Directions for this task -
Print the complete set of entries exactly.

Data supplied -
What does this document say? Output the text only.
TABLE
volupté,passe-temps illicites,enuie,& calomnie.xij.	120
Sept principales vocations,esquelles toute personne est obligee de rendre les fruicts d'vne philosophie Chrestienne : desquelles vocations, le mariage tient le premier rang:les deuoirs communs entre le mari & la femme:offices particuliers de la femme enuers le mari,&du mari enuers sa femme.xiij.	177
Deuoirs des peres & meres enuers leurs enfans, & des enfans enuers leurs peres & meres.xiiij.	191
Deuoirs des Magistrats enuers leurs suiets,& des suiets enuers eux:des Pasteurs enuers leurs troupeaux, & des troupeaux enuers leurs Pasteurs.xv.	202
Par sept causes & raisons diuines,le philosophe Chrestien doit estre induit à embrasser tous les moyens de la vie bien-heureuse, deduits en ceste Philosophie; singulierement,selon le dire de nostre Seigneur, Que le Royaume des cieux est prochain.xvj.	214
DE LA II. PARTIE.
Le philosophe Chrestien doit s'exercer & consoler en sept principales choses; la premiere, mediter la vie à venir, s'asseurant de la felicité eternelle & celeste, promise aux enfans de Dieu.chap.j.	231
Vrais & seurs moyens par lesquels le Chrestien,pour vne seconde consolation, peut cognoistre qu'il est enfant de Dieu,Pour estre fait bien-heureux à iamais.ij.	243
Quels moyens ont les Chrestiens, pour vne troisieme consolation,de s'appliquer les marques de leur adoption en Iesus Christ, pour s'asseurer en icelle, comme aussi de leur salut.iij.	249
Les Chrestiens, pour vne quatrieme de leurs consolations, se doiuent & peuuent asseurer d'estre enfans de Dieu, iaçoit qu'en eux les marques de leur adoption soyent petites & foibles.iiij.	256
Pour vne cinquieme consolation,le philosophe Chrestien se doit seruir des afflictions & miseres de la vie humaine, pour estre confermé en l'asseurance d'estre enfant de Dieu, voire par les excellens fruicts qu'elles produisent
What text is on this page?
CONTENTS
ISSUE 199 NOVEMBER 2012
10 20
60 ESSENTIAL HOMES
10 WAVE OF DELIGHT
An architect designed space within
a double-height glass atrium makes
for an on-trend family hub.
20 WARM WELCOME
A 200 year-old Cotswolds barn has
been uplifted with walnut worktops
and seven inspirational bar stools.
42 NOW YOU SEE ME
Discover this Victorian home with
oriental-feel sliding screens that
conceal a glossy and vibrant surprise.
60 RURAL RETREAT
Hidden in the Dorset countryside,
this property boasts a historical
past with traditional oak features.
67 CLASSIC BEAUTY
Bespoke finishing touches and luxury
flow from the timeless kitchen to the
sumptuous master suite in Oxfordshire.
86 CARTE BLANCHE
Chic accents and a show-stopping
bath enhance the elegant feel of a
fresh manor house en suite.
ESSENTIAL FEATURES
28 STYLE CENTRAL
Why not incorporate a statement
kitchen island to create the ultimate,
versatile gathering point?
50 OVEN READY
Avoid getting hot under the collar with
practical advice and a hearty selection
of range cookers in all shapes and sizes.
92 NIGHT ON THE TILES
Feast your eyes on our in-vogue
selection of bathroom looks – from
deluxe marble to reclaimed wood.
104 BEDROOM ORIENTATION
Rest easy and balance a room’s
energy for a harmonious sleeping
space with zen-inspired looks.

The result -
What does this document say? Output the text only.
TABLE
volupté,passe-temps illicites,enuie,& calomnie.xij.	120
Sept principales vocations,esquelles toute personne est obligee de rendre les fruicts d'vne philosophie Chrestienne : desquelles vocations, le mariage tient le premier rang:les deuoirs communs entre le mari & la femme:offices particuliers de la femme enuers le mari,&du mari enuers sa femme.xiij.	177
Deuoirs des peres & meres enuers leurs enfans, & des enfans enuers leurs peres & meres.xiiij.	191
Deuoirs des Magistrats enuers leurs suiets,& des suiets enuers eux:des Pasteurs enuers leurs troupeaux, & des troupeaux enuers leurs Pasteurs.xv.	202
Par sept causes & raisons diuines,le philosophe Chrestien doit estre induit à embrasser tous les moyens de la vie bien-heureuse, deduits en ceste Philosophie; singulierement,selon le dire de nostre Seigneur, Que le Royaume des cieux est prochain.xvj.	214
DE LA II. PARTIE.
Le philosophe Chrestien doit s'exercer & consoler en sept principales choses; la premiere, mediter la vie à venir, s'asseurant de la felicité eternelle & celeste, promise aux enfans de Dieu.chap.j.	231
Vrais & seurs moyens par lesquels le Chrestien,pour vne seconde consolation, peut cognoistre qu'il est enfant de Dieu,Pour estre fait bien-heureux à iamais.ij.	243
Quels moyens ont les Chrestiens, pour vne troisieme consolation,de s'appliquer les marques de leur adoption en Iesus Christ, pour s'asseurer en icelle, comme aussi de leur salut.iij.	249
Les Chrestiens, pour vne quatrieme de leurs consolations, se doiuent & peuuent asseurer d'estre enfans de Dieu, iaçoit qu'en eux les marques de leur adoption soyent petites & foibles.iiij.	256
Pour vne cinquieme consolation,le philosophe Chrestien se doit seruir des afflictions & miseres de la vie humaine, pour estre confermé en l'asseurance d'estre enfant de Dieu, voire par les excellens fruicts qu'elles produisent
What text is on this page?
CONTENTS
ISSUE 199 NOVEMBER 2012
10 20
60 ESSENTIAL HOMES
10 WAVE OF DELIGHT
An architect designed space within
a double-height glass atrium makes
for an on-trend family hub.
20 WARM WELCOME
A 200 year-old Cotswolds barn has
been uplifted with walnut worktops
and seven inspirational bar stools.
42 NOW YOU SEE ME
Discover this Victorian home with
oriental-feel sliding screens that
conceal a glossy and vibrant surprise.
60 RURAL RETREAT
Hidden in the Dorset countryside,
this property boasts a historical
past with traditional oak features.
67 CLASSIC BEAUTY
Bespoke finishing touches and luxury
flow from the timeless kitchen to the
sumptuous master suite in Oxfordshire.
86 CARTE BLANCHE
Chic accents and a show-stopping
bath enhance the elegant feel of a
fresh manor house en suite.
ESSENTIAL FEATURES
28 STYLE CENTRAL
Why not incorporate a statement
kitchen island to create the ultimate,
versatile gathering point?
50 OVEN READY
Avoid getting hot under the collar with
practical advice and a hearty selection
of range cookers in all shapes and sizes.
92 NIGHT ON THE TILES
Feast your eyes on our in-vogue
selection of bathroom looks – from
deluxe marble to reclaimed wood.
104 BEDROOM ORIENTATION
Rest easy and balance a room’s
energy for a harmonious sleeping
space with zen-inspired looks.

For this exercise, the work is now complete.